◆ RECORDS SHOWN ◆
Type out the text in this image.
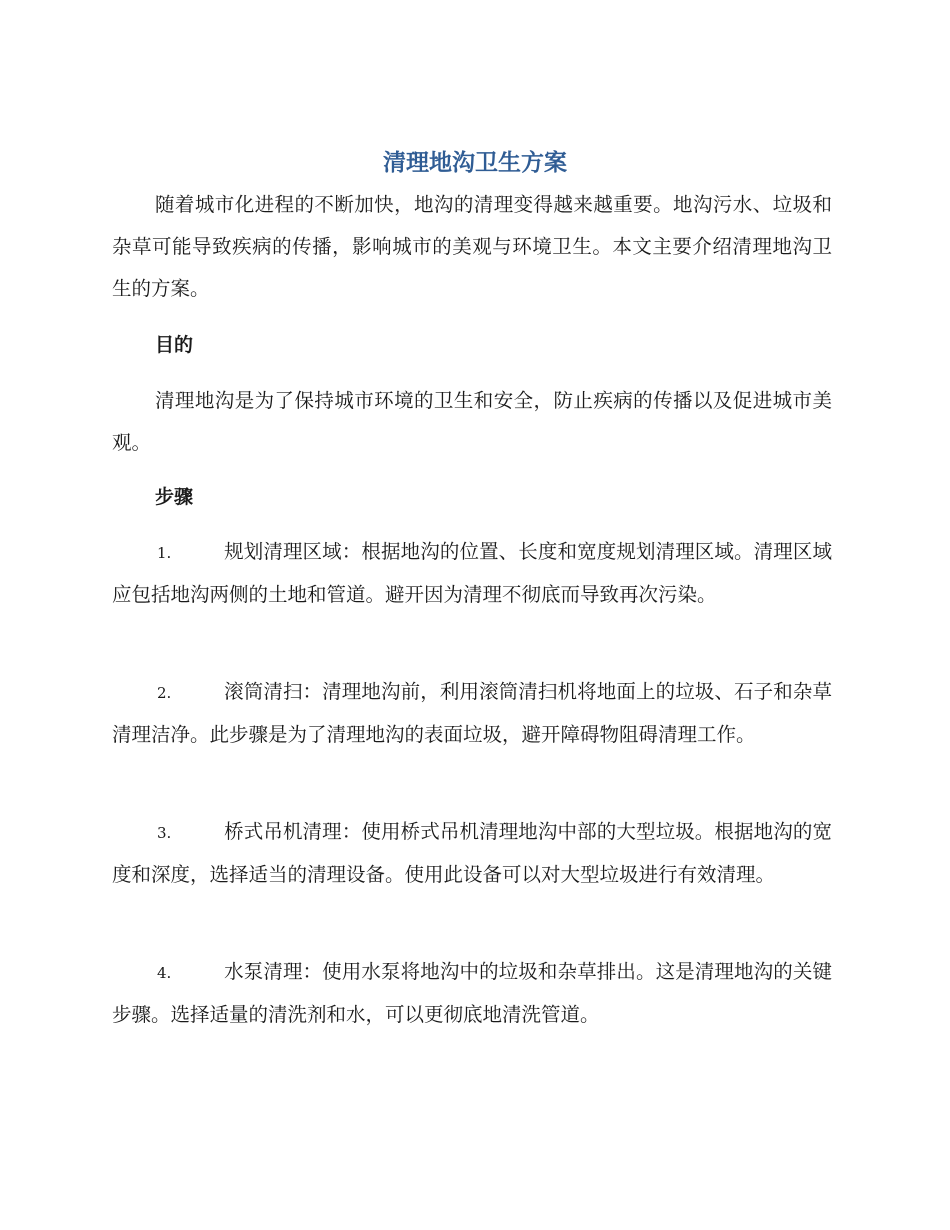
清理地沟卫生方案

随着城市化进程的不断加快，地沟的清理变得越来越重要。地沟污水、垃圾和杂草可能导致疾病的传播，影响城市的美观与环境卫生。本文主要介绍清理地沟卫生的方案。

目的

清理地沟是为了保持城市环境的卫生和安全，防止疾病的传播以及促进城市美观。

步骤
1.	规划清理区域：根据地沟的位置、长度和宽度规划清理区域。清理区域应包括地沟两侧的土地和管道。避开因为清理不彻底而导致再次污染。
2.	滚筒清扫：清理地沟前，利用滚筒清扫机将地面上的垃圾、石子和杂草清理洁净。此步骤是为了清理地沟的表面垃圾，避开障碍物阻碍清理工作。
3.	桥式吊机清理：使用桥式吊机清理地沟中部的大型垃圾。根据地沟的宽度和深度，选择适当的清理设备。使用此设备可以对大型垃圾进行有效清理。
4.	水泵清理：使用水泵将地沟中的垃圾和杂草排出。这是清理地沟的关键步骤。选择适量的清洗剂和水，可以更彻底地清洗管道。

◆ WRITTEN INSTRUCTION ◆
Without the pictures, output the full listing exactly as it stands.

◆ TASK RESULT ◆
Type out the text in this image.
清理地沟卫生方案

随着城市化进程的不断加快，地沟的清理变得越来越重要。地沟污水、垃圾和杂草可能导致疾病的传播，影响城市的美观与环境卫生。本文主要介绍清理地沟卫生的方案。

目的

清理地沟是为了保持城市环境的卫生和安全，防止疾病的传播以及促进城市美观。

步骤
1.	规划清理区域：根据地沟的位置、长度和宽度规划清理区域。清理区域应包括地沟两侧的土地和管道。避开因为清理不彻底而导致再次污染。
2.	滚筒清扫：清理地沟前，利用滚筒清扫机将地面上的垃圾、石子和杂草清理洁净。此步骤是为了清理地沟的表面垃圾，避开障碍物阻碍清理工作。
3.	桥式吊机清理：使用桥式吊机清理地沟中部的大型垃圾。根据地沟的宽度和深度，选择适当的清理设备。使用此设备可以对大型垃圾进行有效清理。
4.	水泵清理：使用水泵将地沟中的垃圾和杂草排出。这是清理地沟的关键步骤。选择适量的清洗剂和水，可以更彻底地清洗管道。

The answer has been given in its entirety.